**Stated goal**
Return each of the records below line for line, with no changes.

**Extracted material**
---

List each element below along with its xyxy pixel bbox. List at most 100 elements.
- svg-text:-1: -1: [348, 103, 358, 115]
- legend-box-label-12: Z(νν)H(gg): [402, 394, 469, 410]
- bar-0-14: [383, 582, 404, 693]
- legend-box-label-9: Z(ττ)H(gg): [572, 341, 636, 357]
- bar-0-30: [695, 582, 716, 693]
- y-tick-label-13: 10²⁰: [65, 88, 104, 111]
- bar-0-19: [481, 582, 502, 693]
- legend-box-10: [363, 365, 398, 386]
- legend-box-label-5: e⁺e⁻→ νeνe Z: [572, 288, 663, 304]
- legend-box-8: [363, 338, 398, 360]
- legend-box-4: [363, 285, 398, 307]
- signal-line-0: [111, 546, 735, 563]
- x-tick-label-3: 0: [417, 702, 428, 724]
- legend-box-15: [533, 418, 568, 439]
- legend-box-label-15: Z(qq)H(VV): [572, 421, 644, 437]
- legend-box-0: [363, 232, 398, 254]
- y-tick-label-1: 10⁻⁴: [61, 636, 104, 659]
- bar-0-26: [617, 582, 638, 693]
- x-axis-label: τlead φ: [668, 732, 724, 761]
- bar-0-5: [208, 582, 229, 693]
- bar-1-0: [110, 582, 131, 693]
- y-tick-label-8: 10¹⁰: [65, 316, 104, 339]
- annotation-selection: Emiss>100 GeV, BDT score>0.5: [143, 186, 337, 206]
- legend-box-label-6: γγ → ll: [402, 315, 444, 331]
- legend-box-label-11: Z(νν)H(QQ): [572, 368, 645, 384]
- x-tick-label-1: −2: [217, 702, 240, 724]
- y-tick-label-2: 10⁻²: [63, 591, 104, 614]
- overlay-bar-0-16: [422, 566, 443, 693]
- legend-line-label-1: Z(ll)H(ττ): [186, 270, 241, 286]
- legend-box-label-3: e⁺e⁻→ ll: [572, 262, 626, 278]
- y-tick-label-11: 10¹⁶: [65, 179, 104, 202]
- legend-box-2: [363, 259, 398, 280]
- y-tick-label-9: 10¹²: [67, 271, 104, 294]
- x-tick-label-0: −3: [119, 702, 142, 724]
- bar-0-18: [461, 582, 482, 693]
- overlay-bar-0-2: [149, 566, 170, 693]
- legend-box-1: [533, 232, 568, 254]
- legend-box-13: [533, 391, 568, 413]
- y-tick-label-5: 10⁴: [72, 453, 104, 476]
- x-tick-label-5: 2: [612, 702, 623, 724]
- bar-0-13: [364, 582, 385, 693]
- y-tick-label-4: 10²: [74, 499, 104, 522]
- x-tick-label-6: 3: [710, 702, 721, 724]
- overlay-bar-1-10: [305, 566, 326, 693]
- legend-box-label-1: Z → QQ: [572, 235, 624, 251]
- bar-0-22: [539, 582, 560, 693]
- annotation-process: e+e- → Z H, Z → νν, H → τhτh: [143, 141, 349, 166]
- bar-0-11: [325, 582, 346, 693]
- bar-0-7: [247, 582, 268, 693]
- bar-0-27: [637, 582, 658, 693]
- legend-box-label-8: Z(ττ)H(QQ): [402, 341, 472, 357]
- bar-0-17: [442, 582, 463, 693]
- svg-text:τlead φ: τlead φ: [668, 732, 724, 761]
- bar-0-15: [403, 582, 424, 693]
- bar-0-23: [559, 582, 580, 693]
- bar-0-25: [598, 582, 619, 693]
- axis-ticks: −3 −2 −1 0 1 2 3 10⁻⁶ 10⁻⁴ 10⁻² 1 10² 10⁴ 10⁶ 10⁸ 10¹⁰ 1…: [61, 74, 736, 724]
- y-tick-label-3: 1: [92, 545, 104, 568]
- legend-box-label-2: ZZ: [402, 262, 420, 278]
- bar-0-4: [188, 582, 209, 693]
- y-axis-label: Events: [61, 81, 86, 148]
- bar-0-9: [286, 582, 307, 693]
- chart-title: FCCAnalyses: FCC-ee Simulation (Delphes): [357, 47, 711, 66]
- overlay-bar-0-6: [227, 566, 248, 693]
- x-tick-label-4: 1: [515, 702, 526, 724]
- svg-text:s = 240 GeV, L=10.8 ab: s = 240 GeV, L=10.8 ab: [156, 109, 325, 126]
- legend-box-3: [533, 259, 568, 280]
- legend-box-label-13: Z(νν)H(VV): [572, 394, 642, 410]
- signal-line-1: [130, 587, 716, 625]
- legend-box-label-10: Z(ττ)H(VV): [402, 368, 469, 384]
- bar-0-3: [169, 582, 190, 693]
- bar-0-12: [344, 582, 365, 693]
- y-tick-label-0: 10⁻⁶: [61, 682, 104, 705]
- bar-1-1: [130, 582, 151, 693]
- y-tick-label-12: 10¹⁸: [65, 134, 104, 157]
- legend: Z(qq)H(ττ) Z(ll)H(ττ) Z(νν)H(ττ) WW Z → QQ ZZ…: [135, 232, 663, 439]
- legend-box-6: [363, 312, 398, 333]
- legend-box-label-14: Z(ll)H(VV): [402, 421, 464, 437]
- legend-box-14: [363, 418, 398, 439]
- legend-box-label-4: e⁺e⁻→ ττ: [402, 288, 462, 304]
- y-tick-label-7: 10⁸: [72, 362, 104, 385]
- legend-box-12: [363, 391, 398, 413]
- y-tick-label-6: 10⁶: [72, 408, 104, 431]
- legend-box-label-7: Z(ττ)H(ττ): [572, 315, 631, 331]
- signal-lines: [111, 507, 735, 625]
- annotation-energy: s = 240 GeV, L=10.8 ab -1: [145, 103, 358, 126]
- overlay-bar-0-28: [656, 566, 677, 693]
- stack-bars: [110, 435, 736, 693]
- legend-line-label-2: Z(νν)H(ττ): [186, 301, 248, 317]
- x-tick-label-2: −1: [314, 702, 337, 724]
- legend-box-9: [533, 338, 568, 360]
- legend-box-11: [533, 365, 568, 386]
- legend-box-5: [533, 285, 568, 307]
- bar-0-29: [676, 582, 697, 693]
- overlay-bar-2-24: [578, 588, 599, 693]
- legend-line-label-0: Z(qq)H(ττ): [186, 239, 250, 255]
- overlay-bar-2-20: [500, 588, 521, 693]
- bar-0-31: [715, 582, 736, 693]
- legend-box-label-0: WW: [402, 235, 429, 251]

---

**Finished answer**
List each element below along with its xyxy pixel bbox. List at most 100 elements.
- svg-text:-1: -1: [348, 103, 358, 115]
- legend-box-label-12: Z(νν)H(gg): [402, 394, 469, 410]
- bar-0-14: [383, 582, 404, 693]
- legend-box-label-9: Z(ττ)H(gg): [572, 341, 636, 357]
- bar-0-30: [695, 582, 716, 693]
- y-tick-label-13: 10²⁰: [65, 88, 104, 111]
- bar-0-19: [481, 582, 502, 693]
- legend-box-10: [363, 365, 398, 386]
- legend-box-label-5: e⁺e⁻→ νeνe Z: [572, 288, 663, 304]
- legend-box-8: [363, 338, 398, 360]
- legend-box-4: [363, 285, 398, 307]
- signal-line-0: [111, 546, 735, 563]
- x-tick-label-3: 0: [417, 702, 428, 724]
- legend-box-15: [533, 418, 568, 439]
- legend-box-label-15: Z(qq)H(VV): [572, 421, 644, 437]
- legend-box-0: [363, 232, 398, 254]
- y-tick-label-1: 10⁻⁴: [61, 636, 104, 659]
- bar-0-26: [617, 582, 638, 693]
- x-axis-label: τlead φ: [668, 732, 724, 761]
- bar-0-5: [208, 582, 229, 693]
- bar-1-0: [110, 582, 131, 693]
- y-tick-label-8: 10¹⁰: [65, 316, 104, 339]
- annotation-selection: Emiss>100 GeV, BDT score>0.5: [143, 186, 337, 206]
- legend-box-label-6: γγ → ll: [402, 315, 444, 331]
- legend-box-label-11: Z(νν)H(QQ): [572, 368, 645, 384]
- x-tick-label-1: −2: [217, 702, 240, 724]
- y-tick-label-2: 10⁻²: [63, 591, 104, 614]
- overlay-bar-0-16: [422, 566, 443, 693]
- legend-line-label-1: Z(ll)H(ττ): [186, 270, 241, 286]
- legend-box-label-3: e⁺e⁻→ ll: [572, 262, 626, 278]
- y-tick-label-11: 10¹⁶: [65, 179, 104, 202]
- legend-box-2: [363, 259, 398, 280]
- y-tick-label-9: 10¹²: [67, 271, 104, 294]
- x-tick-label-0: −3: [119, 702, 142, 724]
- bar-0-18: [461, 582, 482, 693]
- overlay-bar-0-2: [149, 566, 170, 693]
- legend-box-1: [533, 232, 568, 254]
- legend-box-13: [533, 391, 568, 413]
- y-tick-label-5: 10⁴: [72, 453, 104, 476]
- x-tick-label-5: 2: [612, 702, 623, 724]
- bar-0-13: [364, 582, 385, 693]
- y-tick-label-4: 10²: [74, 499, 104, 522]
- x-tick-label-6: 3: [710, 702, 721, 724]
- overlay-bar-1-10: [305, 566, 326, 693]
- legend-box-label-1: Z → QQ: [572, 235, 624, 251]
- bar-0-22: [539, 582, 560, 693]
- annotation-process: e+e- → Z H, Z → νν, H → τhτh: [143, 141, 349, 166]
- bar-0-11: [325, 582, 346, 693]
- bar-0-7: [247, 582, 268, 693]
- bar-0-27: [637, 582, 658, 693]
- legend-box-label-8: Z(ττ)H(QQ): [402, 341, 472, 357]
- bar-0-17: [442, 582, 463, 693]
- svg-text:τlead φ: τlead φ: [668, 732, 724, 761]
- bar-0-15: [403, 582, 424, 693]
- bar-0-23: [559, 582, 580, 693]
- bar-0-25: [598, 582, 619, 693]
- axis-ticks: −3 −2 −1 0 1 2 3 10⁻⁶ 10⁻⁴ 10⁻² 1 10² 10⁴ 10⁶ 10⁸ 10¹⁰ 1…: [61, 74, 736, 724]
- y-tick-label-3: 1: [92, 545, 104, 568]
- legend-box-label-2: ZZ: [402, 262, 420, 278]
- bar-0-4: [188, 582, 209, 693]
- y-axis-label: Events: [61, 81, 86, 148]
- bar-0-9: [286, 582, 307, 693]
- chart-title: FCCAnalyses: FCC-ee Simulation (Delphes): [357, 47, 711, 66]
- overlay-bar-0-6: [227, 566, 248, 693]
- x-tick-label-4: 1: [515, 702, 526, 724]
- svg-text:s = 240 GeV, L=10.8 ab: s = 240 GeV, L=10.8 ab: [156, 109, 325, 126]
- legend-box-3: [533, 259, 568, 280]
- legend-box-label-13: Z(νν)H(VV): [572, 394, 642, 410]
- signal-line-1: [130, 587, 716, 625]
- legend-box-label-10: Z(ττ)H(VV): [402, 368, 469, 384]
- bar-0-3: [169, 582, 190, 693]
- bar-0-12: [344, 582, 365, 693]
- y-tick-label-0: 10⁻⁶: [61, 682, 104, 705]
- bar-1-1: [130, 582, 151, 693]
- y-tick-label-12: 10¹⁸: [65, 134, 104, 157]
- legend: Z(qq)H(ττ) Z(ll)H(ττ) Z(νν)H(ττ) WW Z → QQ ZZ…: [135, 232, 663, 439]
- legend-box-6: [363, 312, 398, 333]
- legend-box-label-14: Z(ll)H(VV): [402, 421, 464, 437]
- legend-box-14: [363, 418, 398, 439]
- legend-box-label-4: e⁺e⁻→ ττ: [402, 288, 462, 304]
- y-tick-label-7: 10⁸: [72, 362, 104, 385]
- legend-box-12: [363, 391, 398, 413]
- y-tick-label-6: 10⁶: [72, 408, 104, 431]
- legend-box-label-7: Z(ττ)H(ττ): [572, 315, 631, 331]
- signal-lines: [111, 507, 735, 625]
- annotation-energy: s = 240 GeV, L=10.8 ab -1: [145, 103, 358, 126]
- overlay-bar-0-28: [656, 566, 677, 693]
- stack-bars: [110, 435, 736, 693]
- legend-line-label-2: Z(νν)H(ττ): [186, 301, 248, 317]
- x-tick-label-2: −1: [314, 702, 337, 724]
- legend-box-9: [533, 338, 568, 360]
- legend-box-11: [533, 365, 568, 386]
- legend-box-5: [533, 285, 568, 307]
- bar-0-29: [676, 582, 697, 693]
- overlay-bar-2-24: [578, 588, 599, 693]
- legend-line-label-0: Z(qq)H(ττ): [186, 239, 250, 255]
- overlay-bar-2-20: [500, 588, 521, 693]
- bar-0-31: [715, 582, 736, 693]
- legend-box-label-0: WW: [402, 235, 429, 251]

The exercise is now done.